**AIM OF THE TASK**
Wherever the string "this" appears in the listing, copy that line.
========================================
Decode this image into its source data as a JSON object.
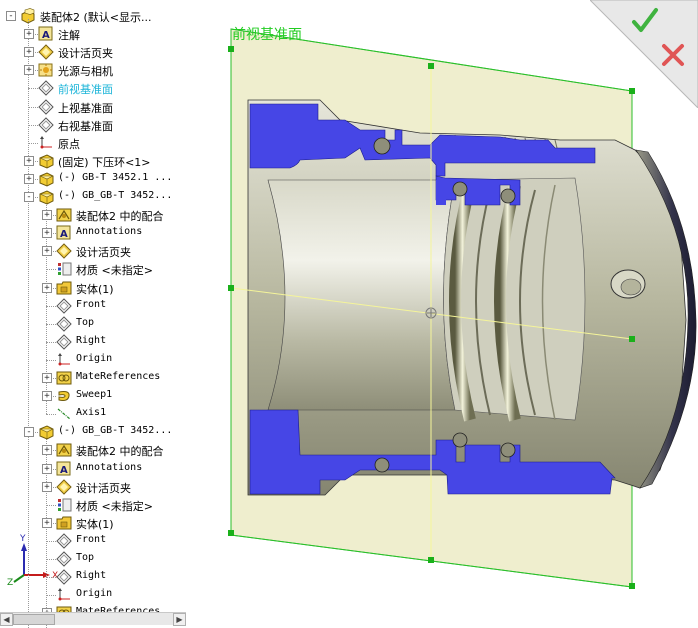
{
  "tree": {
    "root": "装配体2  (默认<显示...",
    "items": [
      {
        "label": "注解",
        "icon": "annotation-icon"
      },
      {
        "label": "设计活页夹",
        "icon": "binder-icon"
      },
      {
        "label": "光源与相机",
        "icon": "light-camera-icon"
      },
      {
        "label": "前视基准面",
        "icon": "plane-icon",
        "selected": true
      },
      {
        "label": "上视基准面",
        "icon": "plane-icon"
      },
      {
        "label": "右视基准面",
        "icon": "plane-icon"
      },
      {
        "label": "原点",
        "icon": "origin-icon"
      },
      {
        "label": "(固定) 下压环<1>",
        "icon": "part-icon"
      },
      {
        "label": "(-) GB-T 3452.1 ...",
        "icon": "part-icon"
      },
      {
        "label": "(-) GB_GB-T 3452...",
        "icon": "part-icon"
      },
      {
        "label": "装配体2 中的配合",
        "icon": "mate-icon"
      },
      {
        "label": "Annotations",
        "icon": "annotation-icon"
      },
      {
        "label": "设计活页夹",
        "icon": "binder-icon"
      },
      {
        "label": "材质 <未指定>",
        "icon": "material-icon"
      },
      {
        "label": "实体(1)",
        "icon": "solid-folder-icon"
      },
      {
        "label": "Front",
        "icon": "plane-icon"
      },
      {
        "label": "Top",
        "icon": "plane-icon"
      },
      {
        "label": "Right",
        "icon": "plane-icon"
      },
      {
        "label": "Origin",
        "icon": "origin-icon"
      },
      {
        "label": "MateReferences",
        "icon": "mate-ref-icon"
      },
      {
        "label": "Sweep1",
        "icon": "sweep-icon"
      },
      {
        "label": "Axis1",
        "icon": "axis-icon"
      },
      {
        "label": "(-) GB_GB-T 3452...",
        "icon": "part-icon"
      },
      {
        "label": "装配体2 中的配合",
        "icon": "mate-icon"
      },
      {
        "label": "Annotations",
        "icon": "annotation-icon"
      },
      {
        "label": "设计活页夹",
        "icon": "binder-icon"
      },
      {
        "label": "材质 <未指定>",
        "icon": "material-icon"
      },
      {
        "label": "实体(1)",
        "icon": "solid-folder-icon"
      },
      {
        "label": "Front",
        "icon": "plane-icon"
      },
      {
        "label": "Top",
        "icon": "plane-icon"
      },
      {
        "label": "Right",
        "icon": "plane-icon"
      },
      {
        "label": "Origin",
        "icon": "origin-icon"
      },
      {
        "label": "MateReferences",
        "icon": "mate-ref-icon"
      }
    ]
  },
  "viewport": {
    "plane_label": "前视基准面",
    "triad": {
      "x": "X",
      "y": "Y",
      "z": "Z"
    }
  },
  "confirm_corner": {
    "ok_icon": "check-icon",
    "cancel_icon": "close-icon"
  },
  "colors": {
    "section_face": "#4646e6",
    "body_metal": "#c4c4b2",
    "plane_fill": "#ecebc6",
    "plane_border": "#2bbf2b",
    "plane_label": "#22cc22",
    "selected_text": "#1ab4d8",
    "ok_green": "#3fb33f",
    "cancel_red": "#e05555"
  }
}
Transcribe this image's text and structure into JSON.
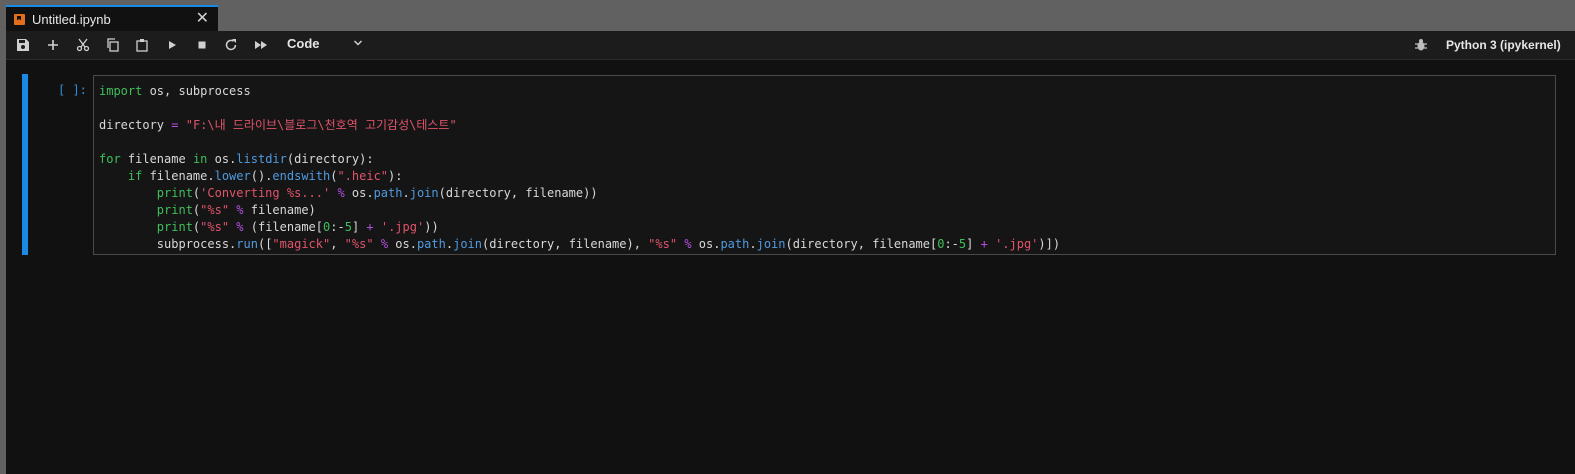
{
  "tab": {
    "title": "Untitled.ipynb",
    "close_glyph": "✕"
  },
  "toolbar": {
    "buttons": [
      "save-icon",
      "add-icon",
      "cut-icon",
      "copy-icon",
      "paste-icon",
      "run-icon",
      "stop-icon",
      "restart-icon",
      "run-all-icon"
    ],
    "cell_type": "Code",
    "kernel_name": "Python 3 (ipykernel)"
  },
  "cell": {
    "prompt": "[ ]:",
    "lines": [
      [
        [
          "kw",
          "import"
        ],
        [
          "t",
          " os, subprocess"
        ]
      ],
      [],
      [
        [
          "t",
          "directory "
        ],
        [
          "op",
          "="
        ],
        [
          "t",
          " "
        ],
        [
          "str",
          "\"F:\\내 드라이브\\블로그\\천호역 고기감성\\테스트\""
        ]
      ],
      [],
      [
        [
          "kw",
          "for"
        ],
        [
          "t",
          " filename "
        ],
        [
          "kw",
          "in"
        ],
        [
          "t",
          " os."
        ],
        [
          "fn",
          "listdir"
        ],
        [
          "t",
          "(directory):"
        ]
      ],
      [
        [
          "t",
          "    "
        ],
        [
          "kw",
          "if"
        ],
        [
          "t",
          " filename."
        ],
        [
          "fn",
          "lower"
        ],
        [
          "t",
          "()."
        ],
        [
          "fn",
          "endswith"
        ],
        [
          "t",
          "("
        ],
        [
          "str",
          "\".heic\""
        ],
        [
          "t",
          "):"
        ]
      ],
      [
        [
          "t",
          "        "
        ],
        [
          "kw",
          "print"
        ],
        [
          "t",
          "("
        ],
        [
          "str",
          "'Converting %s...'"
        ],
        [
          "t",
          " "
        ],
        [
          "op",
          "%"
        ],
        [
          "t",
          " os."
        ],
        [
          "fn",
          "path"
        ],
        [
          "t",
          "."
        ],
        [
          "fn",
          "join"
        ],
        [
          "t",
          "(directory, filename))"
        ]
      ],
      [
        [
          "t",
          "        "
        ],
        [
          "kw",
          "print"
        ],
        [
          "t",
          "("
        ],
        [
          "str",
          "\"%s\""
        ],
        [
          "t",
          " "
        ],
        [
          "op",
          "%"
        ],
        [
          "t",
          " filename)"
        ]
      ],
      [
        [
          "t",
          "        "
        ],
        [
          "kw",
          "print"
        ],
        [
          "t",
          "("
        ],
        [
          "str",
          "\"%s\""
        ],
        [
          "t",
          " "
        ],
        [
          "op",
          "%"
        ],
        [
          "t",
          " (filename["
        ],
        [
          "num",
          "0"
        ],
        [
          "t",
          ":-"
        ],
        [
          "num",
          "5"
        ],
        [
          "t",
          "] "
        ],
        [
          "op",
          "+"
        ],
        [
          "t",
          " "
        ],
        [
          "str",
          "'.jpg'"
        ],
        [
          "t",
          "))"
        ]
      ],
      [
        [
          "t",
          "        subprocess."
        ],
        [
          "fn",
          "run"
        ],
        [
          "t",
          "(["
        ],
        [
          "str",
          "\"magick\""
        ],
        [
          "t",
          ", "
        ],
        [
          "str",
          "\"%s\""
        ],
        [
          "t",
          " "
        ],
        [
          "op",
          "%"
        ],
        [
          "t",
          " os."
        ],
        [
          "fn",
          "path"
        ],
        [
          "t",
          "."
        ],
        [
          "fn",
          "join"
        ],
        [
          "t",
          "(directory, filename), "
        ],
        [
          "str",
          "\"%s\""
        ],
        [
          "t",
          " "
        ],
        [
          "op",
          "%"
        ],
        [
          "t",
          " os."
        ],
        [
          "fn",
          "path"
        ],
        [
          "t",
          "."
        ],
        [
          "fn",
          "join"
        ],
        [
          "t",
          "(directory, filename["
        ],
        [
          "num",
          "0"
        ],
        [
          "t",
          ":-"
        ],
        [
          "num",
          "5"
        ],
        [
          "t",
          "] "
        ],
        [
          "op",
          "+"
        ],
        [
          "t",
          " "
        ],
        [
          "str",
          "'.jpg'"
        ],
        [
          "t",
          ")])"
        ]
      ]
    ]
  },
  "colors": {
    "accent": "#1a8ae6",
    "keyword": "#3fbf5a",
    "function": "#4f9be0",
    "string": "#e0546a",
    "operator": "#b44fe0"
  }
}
========================================
**TASK SOLUTION**
Decode this image into its source data as a JSON object.
Transcribe this image's text and structure into JSON.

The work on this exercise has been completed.